Dataset rows:

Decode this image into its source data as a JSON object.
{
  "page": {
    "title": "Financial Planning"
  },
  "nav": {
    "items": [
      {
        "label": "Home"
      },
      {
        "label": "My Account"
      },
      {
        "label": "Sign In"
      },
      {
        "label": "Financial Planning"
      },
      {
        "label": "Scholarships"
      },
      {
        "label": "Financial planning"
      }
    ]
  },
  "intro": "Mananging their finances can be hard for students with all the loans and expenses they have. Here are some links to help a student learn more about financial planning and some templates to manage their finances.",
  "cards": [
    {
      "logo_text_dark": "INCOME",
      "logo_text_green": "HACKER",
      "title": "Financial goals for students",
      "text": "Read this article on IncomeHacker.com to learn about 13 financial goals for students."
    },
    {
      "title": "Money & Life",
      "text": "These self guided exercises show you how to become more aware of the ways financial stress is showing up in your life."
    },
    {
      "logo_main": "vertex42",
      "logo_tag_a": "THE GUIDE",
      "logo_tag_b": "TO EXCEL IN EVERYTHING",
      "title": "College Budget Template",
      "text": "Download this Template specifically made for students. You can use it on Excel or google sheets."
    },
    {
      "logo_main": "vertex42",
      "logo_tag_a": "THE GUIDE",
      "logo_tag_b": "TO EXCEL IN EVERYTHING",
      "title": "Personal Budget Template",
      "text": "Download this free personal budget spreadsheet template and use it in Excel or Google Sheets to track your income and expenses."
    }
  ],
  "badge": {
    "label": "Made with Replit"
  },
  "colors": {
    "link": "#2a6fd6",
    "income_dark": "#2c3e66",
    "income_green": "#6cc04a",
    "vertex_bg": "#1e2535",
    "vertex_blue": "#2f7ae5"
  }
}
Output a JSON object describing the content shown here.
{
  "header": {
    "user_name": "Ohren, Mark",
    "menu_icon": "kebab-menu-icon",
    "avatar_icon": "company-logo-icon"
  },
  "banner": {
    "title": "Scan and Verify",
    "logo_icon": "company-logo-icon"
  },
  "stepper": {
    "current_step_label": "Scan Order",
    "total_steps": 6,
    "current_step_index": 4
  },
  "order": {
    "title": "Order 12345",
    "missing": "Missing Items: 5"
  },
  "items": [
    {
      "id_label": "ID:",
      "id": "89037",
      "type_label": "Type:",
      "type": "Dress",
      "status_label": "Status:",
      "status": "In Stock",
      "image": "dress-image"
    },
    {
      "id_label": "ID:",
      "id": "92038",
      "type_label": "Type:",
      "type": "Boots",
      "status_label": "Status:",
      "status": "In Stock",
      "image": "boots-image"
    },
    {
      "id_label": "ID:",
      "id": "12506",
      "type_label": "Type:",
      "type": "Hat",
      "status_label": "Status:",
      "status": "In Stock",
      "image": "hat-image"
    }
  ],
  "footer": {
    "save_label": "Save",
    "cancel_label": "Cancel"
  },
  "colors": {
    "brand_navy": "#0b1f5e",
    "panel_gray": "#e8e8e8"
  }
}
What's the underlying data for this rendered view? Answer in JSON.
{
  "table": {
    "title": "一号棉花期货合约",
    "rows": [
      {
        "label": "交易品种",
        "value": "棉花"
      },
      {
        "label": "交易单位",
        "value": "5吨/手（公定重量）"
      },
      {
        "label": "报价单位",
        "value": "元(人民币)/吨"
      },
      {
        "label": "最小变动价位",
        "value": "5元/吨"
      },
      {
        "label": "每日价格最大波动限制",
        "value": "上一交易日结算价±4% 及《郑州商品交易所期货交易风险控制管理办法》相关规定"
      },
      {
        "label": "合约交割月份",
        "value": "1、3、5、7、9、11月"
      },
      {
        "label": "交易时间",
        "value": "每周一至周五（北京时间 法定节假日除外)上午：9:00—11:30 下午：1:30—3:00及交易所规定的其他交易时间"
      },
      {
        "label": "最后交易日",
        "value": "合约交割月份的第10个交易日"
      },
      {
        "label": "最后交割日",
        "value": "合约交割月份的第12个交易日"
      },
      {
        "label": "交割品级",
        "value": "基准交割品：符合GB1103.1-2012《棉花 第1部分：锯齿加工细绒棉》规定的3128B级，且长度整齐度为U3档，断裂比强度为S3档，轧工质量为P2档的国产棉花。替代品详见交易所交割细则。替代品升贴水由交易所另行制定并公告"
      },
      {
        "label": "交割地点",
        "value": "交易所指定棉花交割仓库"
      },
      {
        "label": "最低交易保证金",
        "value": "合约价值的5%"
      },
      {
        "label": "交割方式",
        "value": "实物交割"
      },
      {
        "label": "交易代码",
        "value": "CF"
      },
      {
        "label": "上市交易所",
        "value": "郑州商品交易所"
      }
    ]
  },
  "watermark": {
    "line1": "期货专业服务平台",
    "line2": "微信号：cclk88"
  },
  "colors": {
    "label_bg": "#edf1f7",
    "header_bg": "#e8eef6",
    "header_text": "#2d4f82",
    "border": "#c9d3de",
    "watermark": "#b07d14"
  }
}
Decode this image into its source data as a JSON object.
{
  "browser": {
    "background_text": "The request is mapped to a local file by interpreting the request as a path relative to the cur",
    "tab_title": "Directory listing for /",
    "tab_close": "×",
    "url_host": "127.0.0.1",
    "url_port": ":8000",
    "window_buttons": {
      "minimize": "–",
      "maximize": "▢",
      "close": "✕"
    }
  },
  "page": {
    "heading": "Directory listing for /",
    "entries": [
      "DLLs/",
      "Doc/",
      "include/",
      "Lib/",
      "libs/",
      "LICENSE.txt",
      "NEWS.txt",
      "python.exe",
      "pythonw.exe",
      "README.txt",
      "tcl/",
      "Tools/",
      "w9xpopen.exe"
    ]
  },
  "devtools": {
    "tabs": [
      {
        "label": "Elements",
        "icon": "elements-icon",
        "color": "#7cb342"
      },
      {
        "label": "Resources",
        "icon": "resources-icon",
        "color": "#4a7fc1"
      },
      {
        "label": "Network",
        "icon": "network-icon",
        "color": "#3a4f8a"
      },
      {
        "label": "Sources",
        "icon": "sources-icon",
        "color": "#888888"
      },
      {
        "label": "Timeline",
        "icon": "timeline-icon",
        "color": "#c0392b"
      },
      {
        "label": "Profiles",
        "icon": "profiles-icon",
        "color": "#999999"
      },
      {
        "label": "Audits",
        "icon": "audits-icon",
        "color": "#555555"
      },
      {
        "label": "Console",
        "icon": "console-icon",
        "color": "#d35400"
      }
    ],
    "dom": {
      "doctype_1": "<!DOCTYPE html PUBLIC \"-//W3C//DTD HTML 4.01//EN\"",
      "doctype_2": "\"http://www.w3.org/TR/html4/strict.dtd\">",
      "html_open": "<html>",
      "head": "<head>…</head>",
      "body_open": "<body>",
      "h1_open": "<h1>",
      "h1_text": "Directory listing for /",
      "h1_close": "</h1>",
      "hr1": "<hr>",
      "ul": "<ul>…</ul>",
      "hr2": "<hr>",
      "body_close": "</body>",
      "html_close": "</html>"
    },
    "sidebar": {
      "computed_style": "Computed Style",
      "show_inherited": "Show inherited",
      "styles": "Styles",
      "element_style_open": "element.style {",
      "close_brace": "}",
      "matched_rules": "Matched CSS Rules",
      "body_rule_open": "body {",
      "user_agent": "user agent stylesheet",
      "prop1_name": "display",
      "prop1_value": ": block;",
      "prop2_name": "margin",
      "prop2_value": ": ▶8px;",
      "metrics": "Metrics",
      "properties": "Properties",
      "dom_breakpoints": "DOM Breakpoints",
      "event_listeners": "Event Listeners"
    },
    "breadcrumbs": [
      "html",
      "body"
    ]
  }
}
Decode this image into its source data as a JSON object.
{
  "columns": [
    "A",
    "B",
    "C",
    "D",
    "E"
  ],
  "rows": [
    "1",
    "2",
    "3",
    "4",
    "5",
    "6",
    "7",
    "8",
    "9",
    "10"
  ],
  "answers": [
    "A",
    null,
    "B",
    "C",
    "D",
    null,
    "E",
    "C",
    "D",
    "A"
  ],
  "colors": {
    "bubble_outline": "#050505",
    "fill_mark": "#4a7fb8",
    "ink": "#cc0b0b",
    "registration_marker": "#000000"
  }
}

● Exercise
Collect the lines of the records that include the string "about".

● The solution
  "intro": "Mananging their finances can be hard for students with all the loans and expenses they have. Here are some links to help a student learn more about financial planning and some templates to manage their finances.",
      "text": "Read this article on IncomeHacker.com to learn about 13 financial goals for students."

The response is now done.